---------- ENTRIES SUPPLIED ----------
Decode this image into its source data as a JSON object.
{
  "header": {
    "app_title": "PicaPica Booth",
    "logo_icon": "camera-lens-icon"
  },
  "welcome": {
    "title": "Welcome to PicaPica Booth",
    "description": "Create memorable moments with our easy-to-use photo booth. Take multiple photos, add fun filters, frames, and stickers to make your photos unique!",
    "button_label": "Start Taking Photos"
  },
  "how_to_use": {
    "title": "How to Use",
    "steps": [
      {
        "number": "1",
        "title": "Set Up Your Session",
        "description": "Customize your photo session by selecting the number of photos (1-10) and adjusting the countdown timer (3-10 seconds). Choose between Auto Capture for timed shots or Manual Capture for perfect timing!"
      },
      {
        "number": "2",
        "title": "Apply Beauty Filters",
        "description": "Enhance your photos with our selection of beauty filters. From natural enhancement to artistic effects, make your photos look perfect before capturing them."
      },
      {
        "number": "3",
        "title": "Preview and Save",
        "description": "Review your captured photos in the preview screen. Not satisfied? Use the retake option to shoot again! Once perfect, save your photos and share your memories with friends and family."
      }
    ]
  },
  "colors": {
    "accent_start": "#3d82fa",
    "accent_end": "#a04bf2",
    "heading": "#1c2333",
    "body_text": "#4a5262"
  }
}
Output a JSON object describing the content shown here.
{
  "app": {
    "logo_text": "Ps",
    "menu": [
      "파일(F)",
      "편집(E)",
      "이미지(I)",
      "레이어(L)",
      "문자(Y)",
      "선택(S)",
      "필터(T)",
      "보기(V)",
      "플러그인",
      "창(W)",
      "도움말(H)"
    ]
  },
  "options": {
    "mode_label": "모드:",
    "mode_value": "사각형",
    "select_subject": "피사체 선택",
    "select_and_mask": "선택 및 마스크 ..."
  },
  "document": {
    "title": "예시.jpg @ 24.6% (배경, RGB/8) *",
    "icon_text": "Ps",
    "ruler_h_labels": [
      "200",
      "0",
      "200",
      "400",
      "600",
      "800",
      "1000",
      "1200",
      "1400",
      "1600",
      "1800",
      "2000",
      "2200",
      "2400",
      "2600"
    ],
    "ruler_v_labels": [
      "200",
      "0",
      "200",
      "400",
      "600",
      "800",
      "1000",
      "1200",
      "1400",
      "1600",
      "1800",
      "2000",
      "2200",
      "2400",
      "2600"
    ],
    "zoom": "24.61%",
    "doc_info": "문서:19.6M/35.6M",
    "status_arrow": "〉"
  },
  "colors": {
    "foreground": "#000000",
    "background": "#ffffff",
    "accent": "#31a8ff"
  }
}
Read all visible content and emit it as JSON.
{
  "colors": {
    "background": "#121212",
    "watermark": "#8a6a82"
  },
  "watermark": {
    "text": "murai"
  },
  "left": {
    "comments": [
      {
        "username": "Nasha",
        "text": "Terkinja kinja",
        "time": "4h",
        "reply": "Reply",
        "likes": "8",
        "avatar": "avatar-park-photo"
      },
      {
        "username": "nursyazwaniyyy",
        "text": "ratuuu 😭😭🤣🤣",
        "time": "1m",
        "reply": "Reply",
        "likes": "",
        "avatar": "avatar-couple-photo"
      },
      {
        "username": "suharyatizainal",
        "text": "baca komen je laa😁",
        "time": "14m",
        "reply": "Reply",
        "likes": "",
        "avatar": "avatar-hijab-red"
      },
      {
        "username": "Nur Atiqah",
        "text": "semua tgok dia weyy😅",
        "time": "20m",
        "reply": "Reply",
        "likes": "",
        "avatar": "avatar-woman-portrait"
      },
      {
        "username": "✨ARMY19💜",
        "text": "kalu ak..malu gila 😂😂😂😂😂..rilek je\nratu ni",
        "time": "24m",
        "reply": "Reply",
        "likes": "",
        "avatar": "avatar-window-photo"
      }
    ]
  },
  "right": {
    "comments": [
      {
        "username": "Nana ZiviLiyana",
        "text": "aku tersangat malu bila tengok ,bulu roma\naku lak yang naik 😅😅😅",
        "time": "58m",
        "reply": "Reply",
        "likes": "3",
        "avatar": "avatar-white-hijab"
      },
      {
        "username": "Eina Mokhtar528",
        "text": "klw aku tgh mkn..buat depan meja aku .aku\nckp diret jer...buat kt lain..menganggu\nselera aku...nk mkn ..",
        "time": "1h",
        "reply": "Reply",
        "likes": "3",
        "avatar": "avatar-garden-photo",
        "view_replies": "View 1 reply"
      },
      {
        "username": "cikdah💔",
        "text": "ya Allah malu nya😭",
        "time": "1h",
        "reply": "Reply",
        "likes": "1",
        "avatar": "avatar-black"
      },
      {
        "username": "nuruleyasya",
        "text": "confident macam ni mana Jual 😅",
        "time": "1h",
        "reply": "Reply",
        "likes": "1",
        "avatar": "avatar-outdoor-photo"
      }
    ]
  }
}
----------
- WHAT TO WORK ON
Please restate the data word for word, every record included.

- IN RESPONSE
Decode this image into its source data as a JSON object.
{
  "header": {
    "app_title": "PicaPica Booth",
    "logo_icon": "camera-lens-icon"
  },
  "welcome": {
    "title": "Welcome to PicaPica Booth",
    "description": "Create memorable moments with our easy-to-use photo booth. Take multiple photos, add fun filters, frames, and stickers to make your photos unique!",
    "button_label": "Start Taking Photos"
  },
  "how_to_use": {
    "title": "How to Use",
    "steps": [
      {
        "number": "1",
        "title": "Set Up Your Session",
        "description": "Customize your photo session by selecting the number of photos (1-10) and adjusting the countdown timer (3-10 seconds). Choose between Auto Capture for timed shots or Manual Capture for perfect timing!"
      },
      {
        "number": "2",
        "title": "Apply Beauty Filters",
        "description": "Enhance your photos with our selection of beauty filters. From natural enhancement to artistic effects, make your photos look perfect before capturing them."
      },
      {
        "number": "3",
        "title": "Preview and Save",
        "description": "Review your captured photos in the preview screen. Not satisfied? Use the retake option to shoot again! Once perfect, save your photos and share your memories with friends and family."
      }
    ]
  },
  "colors": {
    "accent_start": "#3d82fa",
    "accent_end": "#a04bf2",
    "heading": "#1c2333",
    "body_text": "#4a5262"
  }
}
Output a JSON object describing the content shown here.
{
  "app": {
    "logo_text": "Ps",
    "menu": [
      "파일(F)",
      "편집(E)",
      "이미지(I)",
      "레이어(L)",
      "문자(Y)",
      "선택(S)",
      "필터(T)",
      "보기(V)",
      "플러그인",
      "창(W)",
      "도움말(H)"
    ]
  },
  "options": {
    "mode_label": "모드:",
    "mode_value": "사각형",
    "select_subject": "피사체 선택",
    "select_and_mask": "선택 및 마스크 ..."
  },
  "document": {
    "title": "예시.jpg @ 24.6% (배경, RGB/8) *",
    "icon_text": "Ps",
    "ruler_h_labels": [
      "200",
      "0",
      "200",
      "400",
      "600",
      "800",
      "1000",
      "1200",
      "1400",
      "1600",
      "1800",
      "2000",
      "2200",
      "2400",
      "2600"
    ],
    "ruler_v_labels": [
      "200",
      "0",
      "200",
      "400",
      "600",
      "800",
      "1000",
      "1200",
      "1400",
      "1600",
      "1800",
      "2000",
      "2200",
      "2400",
      "2600"
    ],
    "zoom": "24.61%",
    "doc_info": "문서:19.6M/35.6M",
    "status_arrow": "〉"
  },
  "colors": {
    "foreground": "#000000",
    "background": "#ffffff",
    "accent": "#31a8ff"
  }
}
Read all visible content and emit it as JSON.
{
  "colors": {
    "background": "#121212",
    "watermark": "#8a6a82"
  },
  "watermark": {
    "text": "murai"
  },
  "left": {
    "comments": [
      {
        "username": "Nasha",
        "text": "Terkinja kinja",
        "time": "4h",
        "reply": "Reply",
        "likes": "8",
        "avatar": "avatar-park-photo"
      },
      {
        "username": "nursyazwaniyyy",
        "text": "ratuuu 😭😭🤣🤣",
        "time": "1m",
        "reply": "Reply",
        "likes": "",
        "avatar": "avatar-couple-photo"
      },
      {
        "username": "suharyatizainal",
        "text": "baca komen je laa😁",
        "time": "14m",
        "reply": "Reply",
        "likes": "",
        "avatar": "avatar-hijab-red"
      },
      {
        "username": "Nur Atiqah",
        "text": "semua tgok dia weyy😅",
        "time": "20m",
        "reply": "Reply",
        "likes": "",
        "avatar": "avatar-woman-portrait"
      },
      {
        "username": "✨ARMY19💜",
        "text": "kalu ak..malu gila 😂😂😂😂😂..rilek je\nratu ni",
        "time": "24m",
        "reply": "Reply",
        "likes": "",
        "avatar": "avatar-window-photo"
      }
    ]
  },
  "right": {
    "comments": [
      {
        "username": "Nana ZiviLiyana",
        "text": "aku tersangat malu bila tengok ,bulu roma\naku lak yang naik 😅😅😅",
        "time": "58m",
        "reply": "Reply",
        "likes": "3",
        "avatar": "avatar-white-hijab"
      },
      {
        "username": "Eina Mokhtar528",
        "text": "klw aku tgh mkn..buat depan meja aku .aku\nckp diret jer...buat kt lain..menganggu\nselera aku...nk mkn ..",
        "time": "1h",
        "reply": "Reply",
        "likes": "3",
        "avatar": "avatar-garden-photo",
        "view_replies": "View 1 reply"
      },
      {
        "username": "cikdah💔",
        "text": "ya Allah malu nya😭",
        "time": "1h",
        "reply": "Reply",
        "likes": "1",
        "avatar": "avatar-black"
      },
      {
        "username": "nuruleyasya",
        "text": "confident macam ni mana Jual 😅",
        "time": "1h",
        "reply": "Reply",
        "likes": "1",
        "avatar": "avatar-outdoor-photo"
      }
    ]
  }
}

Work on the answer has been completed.